→ **Requirement**
Copy out each line featuring the string "заключение" from the entries beneath.

Records from a data source:
-------------------------
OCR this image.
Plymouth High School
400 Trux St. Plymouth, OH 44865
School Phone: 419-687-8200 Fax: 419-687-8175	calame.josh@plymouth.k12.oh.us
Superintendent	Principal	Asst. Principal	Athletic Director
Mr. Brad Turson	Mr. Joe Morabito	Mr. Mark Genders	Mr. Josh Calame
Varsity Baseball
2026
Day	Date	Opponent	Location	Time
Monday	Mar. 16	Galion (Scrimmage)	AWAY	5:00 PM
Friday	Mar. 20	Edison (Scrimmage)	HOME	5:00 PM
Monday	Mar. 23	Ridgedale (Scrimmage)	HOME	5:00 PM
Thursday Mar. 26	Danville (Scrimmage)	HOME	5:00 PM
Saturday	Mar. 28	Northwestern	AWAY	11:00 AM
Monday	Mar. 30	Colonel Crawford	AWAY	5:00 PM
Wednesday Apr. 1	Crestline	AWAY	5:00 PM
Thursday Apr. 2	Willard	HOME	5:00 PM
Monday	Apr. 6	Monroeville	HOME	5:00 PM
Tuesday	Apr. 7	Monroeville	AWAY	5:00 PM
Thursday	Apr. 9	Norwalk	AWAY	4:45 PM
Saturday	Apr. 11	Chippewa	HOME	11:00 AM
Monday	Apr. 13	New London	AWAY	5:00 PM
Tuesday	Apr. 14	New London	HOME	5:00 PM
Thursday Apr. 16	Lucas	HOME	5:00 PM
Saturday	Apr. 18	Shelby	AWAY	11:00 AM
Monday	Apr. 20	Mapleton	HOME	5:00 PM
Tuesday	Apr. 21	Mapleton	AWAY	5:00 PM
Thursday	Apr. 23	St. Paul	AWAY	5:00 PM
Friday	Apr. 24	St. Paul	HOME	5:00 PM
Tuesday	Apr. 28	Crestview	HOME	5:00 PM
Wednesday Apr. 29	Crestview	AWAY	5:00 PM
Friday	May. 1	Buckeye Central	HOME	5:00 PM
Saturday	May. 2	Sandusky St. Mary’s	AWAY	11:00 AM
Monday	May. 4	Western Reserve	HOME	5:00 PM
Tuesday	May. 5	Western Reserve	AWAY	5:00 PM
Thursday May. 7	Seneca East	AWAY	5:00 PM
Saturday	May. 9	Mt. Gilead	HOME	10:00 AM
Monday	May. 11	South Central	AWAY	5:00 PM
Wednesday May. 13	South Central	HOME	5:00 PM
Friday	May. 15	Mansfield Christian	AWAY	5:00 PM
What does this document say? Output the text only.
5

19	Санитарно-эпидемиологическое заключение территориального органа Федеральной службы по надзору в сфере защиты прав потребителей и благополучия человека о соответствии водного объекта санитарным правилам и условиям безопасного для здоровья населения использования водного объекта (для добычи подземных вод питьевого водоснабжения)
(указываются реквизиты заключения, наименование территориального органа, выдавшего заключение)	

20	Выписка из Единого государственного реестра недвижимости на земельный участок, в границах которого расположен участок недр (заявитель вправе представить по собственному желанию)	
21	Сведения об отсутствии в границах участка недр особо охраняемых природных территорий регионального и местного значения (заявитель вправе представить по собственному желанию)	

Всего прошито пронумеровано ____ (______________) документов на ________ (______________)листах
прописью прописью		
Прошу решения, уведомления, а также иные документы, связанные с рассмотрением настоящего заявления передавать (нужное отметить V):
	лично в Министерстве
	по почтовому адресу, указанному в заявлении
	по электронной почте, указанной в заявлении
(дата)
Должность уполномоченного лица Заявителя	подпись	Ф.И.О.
-------------------------
→ **Result for this task**
19	Санитарно-эпидемиологическое заключение территориального органа Федеральной службы по надзору в сфере защиты прав потребителей и благополучия человека о соответствии водного объекта санитарным правилам и условиям безопасного для здоровья населения использования водного объекта (для добычи подземных вод питьевого водоснабжения)
(указываются реквизиты заключения, наименование территориального органа, выдавшего заключение)	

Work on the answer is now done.